» Short task 1:
Decide whether each statement agrees with the page on rational Cherednik algebras, answering yes or no and quoting the deciding words: (a) the class lists CombinatorialFreeModule among its bases; (b) \(W\) is taken to be a real reflection group; (c) the algebra's parameters \(c\) and \(t\) lie in \(k\).

Rational Cherednik Algebras#

class sage.algebras.rational_cherednik_algebra.RationalCherednikAlgebra(ct, c, t, base_ring, prefix)#

Bases: CombinatorialFreeModule

A rational Cherednik algebra.

Let \(k\) be a field. Let \(W\) be a complex reflection group acting on a vector space \(\mathfrak{h}\) (over \(k\)). Let \(\mathfrak{h}^*\) denote the corresponding dual vector space. Let \(\cdot\) denote the natural action of \(w\) on \(\mathfrak{h}\) and \(\mathfrak{h}^*\). Let \(\mathcal{S}\) denote the set of reflections of \(W\) and \(\alpha_s\) and \(\alpha_s^{\vee}\) are the associated root and coroot of \(s\). Let \(c = (c_s)_{s \in W}\) such that \(c_s = c_{tst^{-1}}\) for all \(t \in W\).

The rational Cherednik algebra is the \(k\)-algebra \(H_{c,t}(W) = T(\mathfrak{h} \oplus \mathfrak{h}^*) \otimes kW\) with parameters \(c, t \in k\) that is subject to the relations:

\[\begin{split}\begin{aligned} w \alpha & = (w \cdot \alpha) w, \\ \alpha^{\vee} w & = w (w^{-1} \cdot \alpha^{\vee}), \\ \alpha \alpha^{\vee} & = \alpha^{\vee} \alpha + t \langle \alpha^{\vee}, \alpha \rangle + \sum_{s \in \mathcal{S}} c_s \frac{\langle \alpha^{\vee}, \alpha_s \rangle \langle \alpha^{\vee}_s, \alpha \rangle}{ \langle \alpha^{\vee}, \alpha \rangle} s, \end{aligned}\end{split}\]

where \(w \in W\) and \(\alpha \in \mathfrak{h}\) and \(\alpha^{\vee} \in \mathfrak{h}^*\).

» Image region annotations:
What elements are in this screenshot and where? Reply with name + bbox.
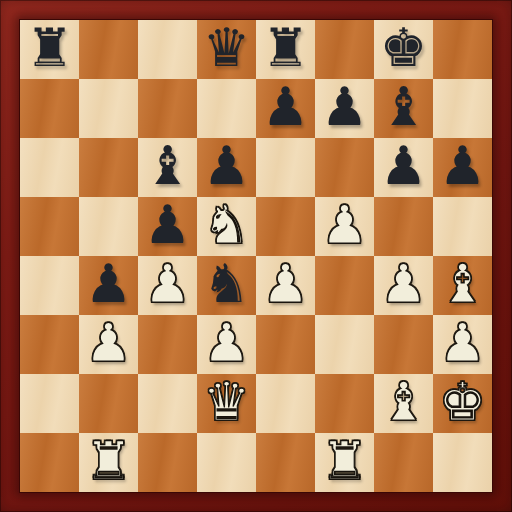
square-g7[interactable]: ♝ [374, 79, 433, 138]
square-f4[interactable] [315, 256, 374, 315]
square-d1[interactable] [197, 433, 256, 492]
square-c6[interactable]: ♝ [138, 138, 197, 197]
white-pawn-h3[interactable]: ♟ [439, 313, 487, 372]
square-g2[interactable]: ♝ [374, 374, 433, 433]
square-b6[interactable] [79, 138, 138, 197]
white-pawn-e4[interactable]: ♟ [262, 254, 310, 313]
square-h7[interactable] [433, 79, 492, 138]
white-knight-d5[interactable]: ♞ [203, 195, 251, 254]
square-d7[interactable] [197, 79, 256, 138]
white-bishop-h4[interactable]: ♝ [439, 254, 487, 313]
square-a6[interactable] [20, 138, 79, 197]
square-b2[interactable] [79, 374, 138, 433]
square-c7[interactable] [138, 79, 197, 138]
square-h2[interactable]: ♚ [433, 374, 492, 433]
square-g6[interactable]: ♟ [374, 138, 433, 197]
black-pawn-e7[interactable]: ♟ [262, 77, 310, 136]
black-pawn-g6[interactable]: ♟ [380, 136, 428, 195]
black-king-g8[interactable]: ♚ [380, 18, 428, 77]
square-a2[interactable] [20, 374, 79, 433]
black-knight-d4[interactable]: ♞ [203, 254, 251, 313]
square-f6[interactable] [315, 138, 374, 197]
black-rook-a8[interactable]: ♜ [26, 18, 74, 77]
board-frame: ♜♛♜♚♟♟♝♝♟♟♟♟♞♟♟♟♞♟♟♝♟♟♟♛♝♚♜♜ [0, 0, 512, 512]
square-f5[interactable]: ♟ [315, 197, 374, 256]
square-e6[interactable] [256, 138, 315, 197]
black-pawn-d6[interactable]: ♟ [203, 136, 251, 195]
square-g8[interactable]: ♚ [374, 20, 433, 79]
square-e5[interactable] [256, 197, 315, 256]
square-h1[interactable] [433, 433, 492, 492]
white-bishop-g2[interactable]: ♝ [380, 372, 428, 431]
square-f1[interactable]: ♜ [315, 433, 374, 492]
square-h6[interactable]: ♟ [433, 138, 492, 197]
square-a1[interactable] [20, 433, 79, 492]
square-g3[interactable] [374, 315, 433, 374]
black-queen-d8[interactable]: ♛ [203, 18, 251, 77]
square-e8[interactable]: ♜ [256, 20, 315, 79]
square-e1[interactable] [256, 433, 315, 492]
square-g4[interactable]: ♟ [374, 256, 433, 315]
white-pawn-c4[interactable]: ♟ [144, 254, 192, 313]
white-king-h2[interactable]: ♚ [439, 372, 487, 431]
square-b1[interactable]: ♜ [79, 433, 138, 492]
white-pawn-g4[interactable]: ♟ [380, 254, 428, 313]
white-queen-d2[interactable]: ♛ [203, 372, 251, 431]
white-rook-f1[interactable]: ♜ [321, 431, 369, 490]
square-f7[interactable]: ♟ [315, 79, 374, 138]
black-pawn-f7[interactable]: ♟ [321, 77, 369, 136]
square-b3[interactable]: ♟ [79, 315, 138, 374]
black-pawn-b4[interactable]: ♟ [85, 254, 133, 313]
square-a3[interactable] [20, 315, 79, 374]
square-d2[interactable]: ♛ [197, 374, 256, 433]
square-g1[interactable] [374, 433, 433, 492]
black-pawn-h6[interactable]: ♟ [439, 136, 487, 195]
square-b8[interactable] [79, 20, 138, 79]
white-pawn-d3[interactable]: ♟ [203, 313, 251, 372]
square-e4[interactable]: ♟ [256, 256, 315, 315]
square-f3[interactable] [315, 315, 374, 374]
square-d8[interactable]: ♛ [197, 20, 256, 79]
white-rook-b1[interactable]: ♜ [85, 431, 133, 490]
white-pawn-b3[interactable]: ♟ [85, 313, 133, 372]
square-h4[interactable]: ♝ [433, 256, 492, 315]
white-pawn-f5[interactable]: ♟ [321, 195, 369, 254]
square-a5[interactable] [20, 197, 79, 256]
square-b4[interactable]: ♟ [79, 256, 138, 315]
square-d4[interactable]: ♞ [197, 256, 256, 315]
square-h3[interactable]: ♟ [433, 315, 492, 374]
square-c5[interactable]: ♟ [138, 197, 197, 256]
square-d3[interactable]: ♟ [197, 315, 256, 374]
black-bishop-c6[interactable]: ♝ [144, 136, 192, 195]
square-b7[interactable] [79, 79, 138, 138]
square-d5[interactable]: ♞ [197, 197, 256, 256]
square-c1[interactable] [138, 433, 197, 492]
black-bishop-g7[interactable]: ♝ [380, 77, 428, 136]
square-d6[interactable]: ♟ [197, 138, 256, 197]
chess-board: ♜♛♜♚♟♟♝♝♟♟♟♟♞♟♟♟♞♟♟♝♟♟♟♛♝♚♜♜ [20, 20, 492, 492]
square-a4[interactable] [20, 256, 79, 315]
square-f2[interactable] [315, 374, 374, 433]
square-g5[interactable] [374, 197, 433, 256]
square-c8[interactable] [138, 20, 197, 79]
square-e3[interactable] [256, 315, 315, 374]
square-a8[interactable]: ♜ [20, 20, 79, 79]
black-pawn-c5[interactable]: ♟ [144, 195, 192, 254]
square-f8[interactable] [315, 20, 374, 79]
black-rook-e8[interactable]: ♜ [262, 18, 310, 77]
square-h5[interactable] [433, 197, 492, 256]
square-a7[interactable] [20, 79, 79, 138]
square-h8[interactable] [433, 20, 492, 79]
square-c4[interactable]: ♟ [138, 256, 197, 315]
square-c3[interactable] [138, 315, 197, 374]
square-e2[interactable] [256, 374, 315, 433]
square-e7[interactable]: ♟ [256, 79, 315, 138]
square-c2[interactable] [138, 374, 197, 433]
square-b5[interactable] [79, 197, 138, 256]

» Short task 2:
In the records, copy out verbatim every line from the one with "square-g7[interactable]: ♝ [374, 79, 433, 138]" through the one with "square-e6[interactable] [256, 138, 315, 197]", including both of those lines.

» Full response 1:
(a) Yes: "Bases: CombinatorialFreeModule"
(b) No: "Let \(W\) be a complex reflection group"
(c) Yes: "with parameters \(c, t \in k\)"

» Full response 2:
square-g7[interactable]: ♝ [374, 79, 433, 138]
square-f4[interactable] [315, 256, 374, 315]
square-d1[interactable] [197, 433, 256, 492]
square-c6[interactable]: ♝ [138, 138, 197, 197]
white-pawn-h3[interactable]: ♟ [439, 313, 487, 372]
square-g2[interactable]: ♝ [374, 374, 433, 433]
square-b6[interactable] [79, 138, 138, 197]
white-pawn-e4[interactable]: ♟ [262, 254, 310, 313]
square-h7[interactable] [433, 79, 492, 138]
white-knight-d5[interactable]: ♞ [203, 195, 251, 254]
square-d7[interactable] [197, 79, 256, 138]
white-bishop-h4[interactable]: ♝ [439, 254, 487, 313]
square-a6[interactable] [20, 138, 79, 197]
square-b2[interactable] [79, 374, 138, 433]
square-c7[interactable] [138, 79, 197, 138]
square-h2[interactable]: ♚ [433, 374, 492, 433]
square-g6[interactable]: ♟ [374, 138, 433, 197]
black-pawn-e7[interactable]: ♟ [262, 77, 310, 136]
black-pawn-g6[interactable]: ♟ [380, 136, 428, 195]
black-king-g8[interactable]: ♚ [380, 18, 428, 77]
square-a2[interactable] [20, 374, 79, 433]
black-knight-d4[interactable]: ♞ [203, 254, 251, 313]
square-f6[interactable] [315, 138, 374, 197]
black-rook-a8[interactable]: ♜ [26, 18, 74, 77]
board-frame: ♜♛♜♚♟♟♝♝♟♟♟♟♞♟♟♟♞♟♟♝♟♟♟♛♝♚♜♜ [0, 0, 512, 512]
square-f5[interactable]: ♟ [315, 197, 374, 256]
square-e6[interactable] [256, 138, 315, 197]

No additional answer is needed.